+++ Records to process +++

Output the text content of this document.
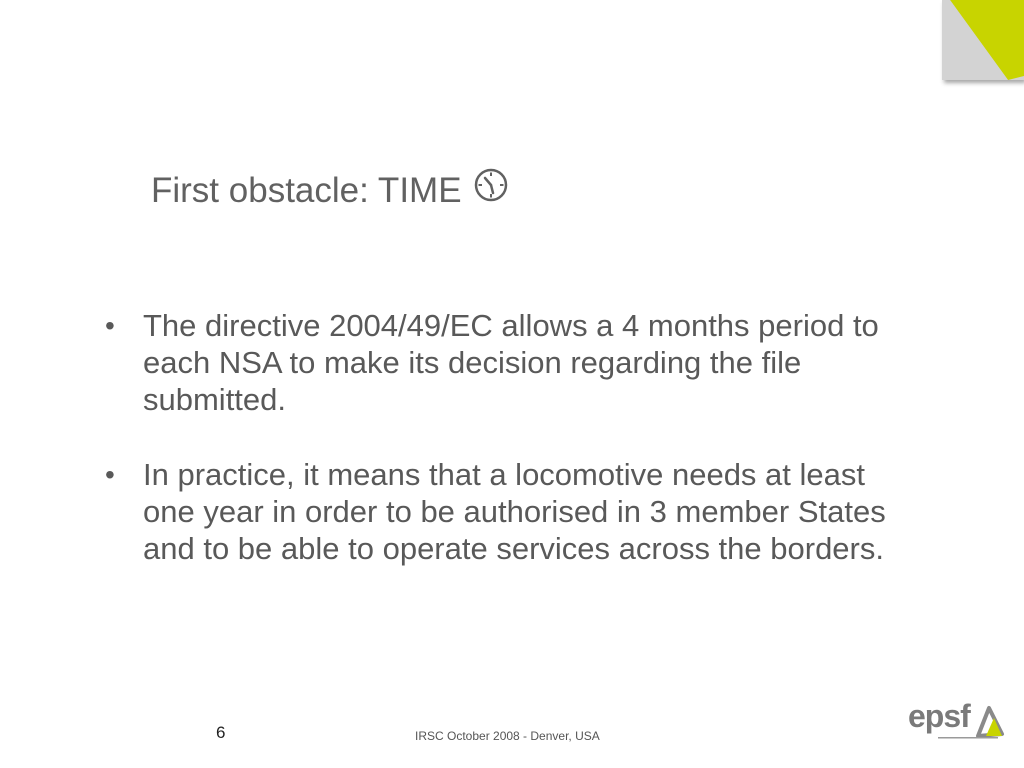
First obstacle: TIME
• The directive 2004/49/EC allows a 4 months period to each NSA to make its decision regarding the file submitted.
• In practice, it means that a locomotive needs at least one year in order to be authorised in 3 member States and to be able to operate services across the borders.
6	IRSC October 2008 - Denver, USA
epsf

+++

[Work to be completed]: Without the pictures, print the records in full, exactly as they appear.

[Completed exercise]:
Output the text content of this document.
First obstacle: TIME
• The directive 2004/49/EC allows a 4 months period to each NSA to make its decision regarding the file submitted.
• In practice, it means that a locomotive needs at least one year in order to be authorised in 3 member States and to be able to operate services across the borders.
6	IRSC October 2008 - Denver, USA
epsf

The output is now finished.